### What you will do
(a) Retype the forum posts about "the wire" from "I think some" up to and including "per week !!".
(b) Take the stored data entries from the first line up to and including the line with "power-minus-sign: - [185,232,200,284]", and switch "1K" to "10K" wherever it occurs. Return only those lines, with everything else left unchanged.

"The wire"

Does anyone remember “the wire”? ISTR that it was a fairly standard piece of Euro-trucking kit back in the 1980s… couldn’t imagine doing it in my wildest dreams now!

I think some nations still use it,

Most handy tool in the kit,but I had mine through the cigarette lighter ,it was wired through the lighter to the taco ,the lighter was soldered up to make a circuit and when not in its holder it broke the circuit,very useful for 2 Barcelona’s per week !!

Just a quick edit, I also had the rheostat switch which controlled the brightness of the dash lights wired to the fuel gauge ,very useful when you could not cross some borders with more than 250 litres,when they looked at the gauge I was nearly empty.

kerbut:
I also had the rheostat switch which controlled the brightness of the dash lights wired to the fuel gauge ,very useful when you could not cross some borders with more than 250 litres,when they looked at the gauge I was nearly empty.

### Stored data
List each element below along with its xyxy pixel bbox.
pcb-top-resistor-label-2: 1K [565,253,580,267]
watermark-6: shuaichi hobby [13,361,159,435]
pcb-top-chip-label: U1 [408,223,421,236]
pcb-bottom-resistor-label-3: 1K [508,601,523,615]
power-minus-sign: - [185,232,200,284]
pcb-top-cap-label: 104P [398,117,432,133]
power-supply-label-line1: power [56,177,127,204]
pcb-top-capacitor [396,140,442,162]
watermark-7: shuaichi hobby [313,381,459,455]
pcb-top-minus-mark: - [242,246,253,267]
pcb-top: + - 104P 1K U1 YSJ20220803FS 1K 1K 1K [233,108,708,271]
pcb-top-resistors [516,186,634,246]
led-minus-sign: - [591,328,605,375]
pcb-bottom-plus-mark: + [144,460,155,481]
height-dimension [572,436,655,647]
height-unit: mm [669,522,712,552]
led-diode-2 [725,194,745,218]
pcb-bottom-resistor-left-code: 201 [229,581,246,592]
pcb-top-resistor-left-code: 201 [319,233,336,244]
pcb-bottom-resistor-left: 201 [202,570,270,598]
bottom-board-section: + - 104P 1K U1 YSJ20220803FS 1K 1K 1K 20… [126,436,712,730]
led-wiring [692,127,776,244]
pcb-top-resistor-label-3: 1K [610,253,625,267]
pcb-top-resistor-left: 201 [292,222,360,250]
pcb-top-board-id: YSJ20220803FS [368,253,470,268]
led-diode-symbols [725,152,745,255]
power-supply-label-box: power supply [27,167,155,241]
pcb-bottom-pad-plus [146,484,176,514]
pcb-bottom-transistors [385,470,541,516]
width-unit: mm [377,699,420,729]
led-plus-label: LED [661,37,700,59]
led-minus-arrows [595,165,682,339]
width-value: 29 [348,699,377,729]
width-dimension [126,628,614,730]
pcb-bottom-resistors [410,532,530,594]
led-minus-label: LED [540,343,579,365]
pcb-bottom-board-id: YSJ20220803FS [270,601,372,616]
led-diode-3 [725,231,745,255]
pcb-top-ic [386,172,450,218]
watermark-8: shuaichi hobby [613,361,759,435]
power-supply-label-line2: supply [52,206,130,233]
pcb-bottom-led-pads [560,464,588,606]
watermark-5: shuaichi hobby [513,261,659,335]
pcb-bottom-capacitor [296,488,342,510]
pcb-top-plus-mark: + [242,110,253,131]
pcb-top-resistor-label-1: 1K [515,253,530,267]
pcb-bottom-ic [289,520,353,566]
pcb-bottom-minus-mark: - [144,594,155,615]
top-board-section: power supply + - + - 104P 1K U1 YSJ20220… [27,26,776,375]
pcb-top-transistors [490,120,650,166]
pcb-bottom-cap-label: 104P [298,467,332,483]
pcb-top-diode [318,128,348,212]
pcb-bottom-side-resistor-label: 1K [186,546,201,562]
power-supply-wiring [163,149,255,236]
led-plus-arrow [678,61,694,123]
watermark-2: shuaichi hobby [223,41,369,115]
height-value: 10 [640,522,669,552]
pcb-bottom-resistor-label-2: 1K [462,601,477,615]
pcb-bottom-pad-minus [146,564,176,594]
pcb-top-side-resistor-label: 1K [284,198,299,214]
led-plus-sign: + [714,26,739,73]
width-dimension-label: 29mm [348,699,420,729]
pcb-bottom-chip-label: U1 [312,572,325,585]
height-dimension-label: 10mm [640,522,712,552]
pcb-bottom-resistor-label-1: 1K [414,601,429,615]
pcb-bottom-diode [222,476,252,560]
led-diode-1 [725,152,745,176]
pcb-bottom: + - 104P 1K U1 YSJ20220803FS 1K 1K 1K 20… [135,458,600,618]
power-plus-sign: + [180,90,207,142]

### Results by task
(a)
I think some nations still use it,

Most handy tool in the kit,but I had mine through the cigarette lighter ,it was wired through the lighter to the taco ,the lighter was soldered up to make a circuit and when not in its holder it broke the circuit,very useful for 2 Barcelona’s per week !!

(b)
List each element below along with its xyxy pixel bbox.
pcb-top-resistor-label-2: 10K [565,253,580,267]
watermark-6: shuaichi hobby [13,361,159,435]
pcb-top-chip-label: U1 [408,223,421,236]
pcb-bottom-resistor-label-3: 10K [508,601,523,615]
power-minus-sign: - [185,232,200,284]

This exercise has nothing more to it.